EXERCISE PROMPT — Reproduce all entries precisely as they are written.

[START]

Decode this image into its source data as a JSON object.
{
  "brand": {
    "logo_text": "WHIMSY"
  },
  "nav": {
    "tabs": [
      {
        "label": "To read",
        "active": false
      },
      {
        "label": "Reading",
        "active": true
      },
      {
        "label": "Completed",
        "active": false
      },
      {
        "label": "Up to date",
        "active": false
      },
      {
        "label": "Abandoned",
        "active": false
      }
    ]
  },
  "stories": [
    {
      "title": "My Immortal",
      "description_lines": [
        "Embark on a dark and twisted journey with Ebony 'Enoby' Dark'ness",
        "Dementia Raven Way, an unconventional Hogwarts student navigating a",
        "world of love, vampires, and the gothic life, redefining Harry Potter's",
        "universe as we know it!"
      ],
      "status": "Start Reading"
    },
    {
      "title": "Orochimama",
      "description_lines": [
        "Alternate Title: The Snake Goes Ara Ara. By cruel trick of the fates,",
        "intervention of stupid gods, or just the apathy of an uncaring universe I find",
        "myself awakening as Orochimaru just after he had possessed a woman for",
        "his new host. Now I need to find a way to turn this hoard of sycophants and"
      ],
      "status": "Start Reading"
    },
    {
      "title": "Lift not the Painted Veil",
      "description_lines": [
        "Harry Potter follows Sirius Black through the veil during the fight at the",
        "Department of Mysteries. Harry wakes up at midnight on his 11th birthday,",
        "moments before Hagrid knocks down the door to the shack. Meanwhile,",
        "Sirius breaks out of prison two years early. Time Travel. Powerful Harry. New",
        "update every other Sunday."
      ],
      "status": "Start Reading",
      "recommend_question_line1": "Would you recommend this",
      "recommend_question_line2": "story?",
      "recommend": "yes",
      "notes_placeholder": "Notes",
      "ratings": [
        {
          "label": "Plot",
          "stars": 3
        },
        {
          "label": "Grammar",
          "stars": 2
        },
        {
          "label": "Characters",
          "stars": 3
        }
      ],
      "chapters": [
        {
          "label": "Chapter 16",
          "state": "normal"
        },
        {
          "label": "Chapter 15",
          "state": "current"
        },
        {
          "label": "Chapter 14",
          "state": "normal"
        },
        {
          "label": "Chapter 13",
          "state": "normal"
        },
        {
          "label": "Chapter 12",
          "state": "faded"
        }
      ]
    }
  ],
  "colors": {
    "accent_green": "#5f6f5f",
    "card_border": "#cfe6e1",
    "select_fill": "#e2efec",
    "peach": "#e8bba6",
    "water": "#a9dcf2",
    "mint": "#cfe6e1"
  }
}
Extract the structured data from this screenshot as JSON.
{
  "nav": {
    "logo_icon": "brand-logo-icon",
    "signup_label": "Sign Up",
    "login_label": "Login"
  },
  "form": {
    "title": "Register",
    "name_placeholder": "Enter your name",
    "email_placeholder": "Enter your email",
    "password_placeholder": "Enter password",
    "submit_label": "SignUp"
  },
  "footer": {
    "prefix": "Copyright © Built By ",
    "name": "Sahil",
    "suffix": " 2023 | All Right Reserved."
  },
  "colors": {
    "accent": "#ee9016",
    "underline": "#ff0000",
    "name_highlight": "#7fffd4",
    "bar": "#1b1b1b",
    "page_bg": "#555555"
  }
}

[END]

OUTPUT BELOW —
Decode this image into its source data as a JSON object.
{
  "brand": {
    "logo_text": "WHIMSY"
  },
  "nav": {
    "tabs": [
      {
        "label": "To read",
        "active": false
      },
      {
        "label": "Reading",
        "active": true
      },
      {
        "label": "Completed",
        "active": false
      },
      {
        "label": "Up to date",
        "active": false
      },
      {
        "label": "Abandoned",
        "active": false
      }
    ]
  },
  "stories": [
    {
      "title": "My Immortal",
      "description_lines": [
        "Embark on a dark and twisted journey with Ebony 'Enoby' Dark'ness",
        "Dementia Raven Way, an unconventional Hogwarts student navigating a",
        "world of love, vampires, and the gothic life, redefining Harry Potter's",
        "universe as we know it!"
      ],
      "status": "Start Reading"
    },
    {
      "title": "Orochimama",
      "description_lines": [
        "Alternate Title: The Snake Goes Ara Ara. By cruel trick of the fates,",
        "intervention of stupid gods, or just the apathy of an uncaring universe I find",
        "myself awakening as Orochimaru just after he had possessed a woman for",
        "his new host. Now I need to find a way to turn this hoard of sycophants and"
      ],
      "status": "Start Reading"
    },
    {
      "title": "Lift not the Painted Veil",
      "description_lines": [
        "Harry Potter follows Sirius Black through the veil during the fight at the",
        "Department of Mysteries. Harry wakes up at midnight on his 11th birthday,",
        "moments before Hagrid knocks down the door to the shack. Meanwhile,",
        "Sirius breaks out of prison two years early. Time Travel. Powerful Harry. New",
        "update every other Sunday."
      ],
      "status": "Start Reading",
      "recommend_question_line1": "Would you recommend this",
      "recommend_question_line2": "story?",
      "recommend": "yes",
      "notes_placeholder": "Notes",
      "ratings": [
        {
          "label": "Plot",
          "stars": 3
        },
        {
          "label": "Grammar",
          "stars": 2
        },
        {
          "label": "Characters",
          "stars": 3
        }
      ],
      "chapters": [
        {
          "label": "Chapter 16",
          "state": "normal"
        },
        {
          "label": "Chapter 15",
          "state": "current"
        },
        {
          "label": "Chapter 14",
          "state": "normal"
        },
        {
          "label": "Chapter 13",
          "state": "normal"
        },
        {
          "label": "Chapter 12",
          "state": "faded"
        }
      ]
    }
  ],
  "colors": {
    "accent_green": "#5f6f5f",
    "card_border": "#cfe6e1",
    "select_fill": "#e2efec",
    "peach": "#e8bba6",
    "water": "#a9dcf2",
    "mint": "#cfe6e1"
  }
}
Extract the structured data from this screenshot as JSON.
{
  "nav": {
    "logo_icon": "brand-logo-icon",
    "signup_label": "Sign Up",
    "login_label": "Login"
  },
  "form": {
    "title": "Register",
    "name_placeholder": "Enter your name",
    "email_placeholder": "Enter your email",
    "password_placeholder": "Enter password",
    "submit_label": "SignUp"
  },
  "footer": {
    "prefix": "Copyright © Built By ",
    "name": "Sahil",
    "suffix": " 2023 | All Right Reserved."
  },
  "colors": {
    "accent": "#ee9016",
    "underline": "#ff0000",
    "name_highlight": "#7fffd4",
    "bar": "#1b1b1b",
    "page_bg": "#555555"
  }
}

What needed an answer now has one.